WHAT THE EXERCISE ASKS.
Copy out all the data, word for word.

* * *

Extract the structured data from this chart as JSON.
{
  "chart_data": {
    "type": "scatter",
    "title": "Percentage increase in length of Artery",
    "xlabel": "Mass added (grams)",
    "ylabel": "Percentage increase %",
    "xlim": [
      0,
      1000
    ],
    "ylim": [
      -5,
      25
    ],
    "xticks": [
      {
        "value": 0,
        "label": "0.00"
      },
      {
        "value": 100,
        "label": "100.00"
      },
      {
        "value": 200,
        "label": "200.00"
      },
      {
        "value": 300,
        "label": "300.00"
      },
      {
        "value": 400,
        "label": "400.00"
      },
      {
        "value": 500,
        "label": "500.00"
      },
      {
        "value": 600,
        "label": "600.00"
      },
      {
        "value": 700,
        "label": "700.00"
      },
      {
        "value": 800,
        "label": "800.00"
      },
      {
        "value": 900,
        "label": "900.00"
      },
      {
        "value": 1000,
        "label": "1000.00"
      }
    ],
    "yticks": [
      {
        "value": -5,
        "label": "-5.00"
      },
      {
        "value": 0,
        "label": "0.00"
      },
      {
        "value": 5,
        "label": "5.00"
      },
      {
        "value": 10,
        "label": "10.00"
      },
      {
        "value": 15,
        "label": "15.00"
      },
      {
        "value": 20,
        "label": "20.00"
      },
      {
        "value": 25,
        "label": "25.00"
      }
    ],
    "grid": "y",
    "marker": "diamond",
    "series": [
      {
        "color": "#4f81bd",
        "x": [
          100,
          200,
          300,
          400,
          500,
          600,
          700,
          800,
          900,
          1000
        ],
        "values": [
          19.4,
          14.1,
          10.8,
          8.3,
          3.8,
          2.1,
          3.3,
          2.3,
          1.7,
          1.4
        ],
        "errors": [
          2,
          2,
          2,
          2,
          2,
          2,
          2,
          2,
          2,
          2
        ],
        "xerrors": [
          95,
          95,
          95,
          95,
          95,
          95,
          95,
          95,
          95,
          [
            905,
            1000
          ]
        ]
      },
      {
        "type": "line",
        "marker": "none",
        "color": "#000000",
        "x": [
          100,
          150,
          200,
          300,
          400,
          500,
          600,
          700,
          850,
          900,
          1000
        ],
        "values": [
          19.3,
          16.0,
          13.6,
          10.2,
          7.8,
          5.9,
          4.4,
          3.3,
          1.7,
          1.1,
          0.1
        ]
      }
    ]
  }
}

* * *

EXERCISE OUTPUT.
Extract the structured data from this chart as JSON.
{
  "chart_data": {
    "type": "scatter",
    "title": "Percentage increase in length of Artery",
    "xlabel": "Mass added (grams)",
    "ylabel": "Percentage increase %",
    "xlim": [
      0,
      1000
    ],
    "ylim": [
      -5,
      25
    ],
    "xticks": [
      {
        "value": 0,
        "label": "0.00"
      },
      {
        "value": 100,
        "label": "100.00"
      },
      {
        "value": 200,
        "label": "200.00"
      },
      {
        "value": 300,
        "label": "300.00"
      },
      {
        "value": 400,
        "label": "400.00"
      },
      {
        "value": 500,
        "label": "500.00"
      },
      {
        "value": 600,
        "label": "600.00"
      },
      {
        "value": 700,
        "label": "700.00"
      },
      {
        "value": 800,
        "label": "800.00"
      },
      {
        "value": 900,
        "label": "900.00"
      },
      {
        "value": 1000,
        "label": "1000.00"
      }
    ],
    "yticks": [
      {
        "value": -5,
        "label": "-5.00"
      },
      {
        "value": 0,
        "label": "0.00"
      },
      {
        "value": 5,
        "label": "5.00"
      },
      {
        "value": 10,
        "label": "10.00"
      },
      {
        "value": 15,
        "label": "15.00"
      },
      {
        "value": 20,
        "label": "20.00"
      },
      {
        "value": 25,
        "label": "25.00"
      }
    ],
    "grid": "y",
    "marker": "diamond",
    "series": [
      {
        "color": "#4f81bd",
        "x": [
          100,
          200,
          300,
          400,
          500,
          600,
          700,
          800,
          900,
          1000
        ],
        "values": [
          19.4,
          14.1,
          10.8,
          8.3,
          3.8,
          2.1,
          3.3,
          2.3,
          1.7,
          1.4
        ],
        "errors": [
          2,
          2,
          2,
          2,
          2,
          2,
          2,
          2,
          2,
          2
        ],
        "xerrors": [
          95,
          95,
          95,
          95,
          95,
          95,
          95,
          95,
          95,
          [
            905,
            1000
          ]
        ]
      },
      {
        "type": "line",
        "marker": "none",
        "color": "#000000",
        "x": [
          100,
          150,
          200,
          300,
          400,
          500,
          600,
          700,
          850,
          900,
          1000
        ],
        "values": [
          19.3,
          16.0,
          13.6,
          10.2,
          7.8,
          5.9,
          4.4,
          3.3,
          1.7,
          1.1,
          0.1
        ]
      }
    ]
  }
}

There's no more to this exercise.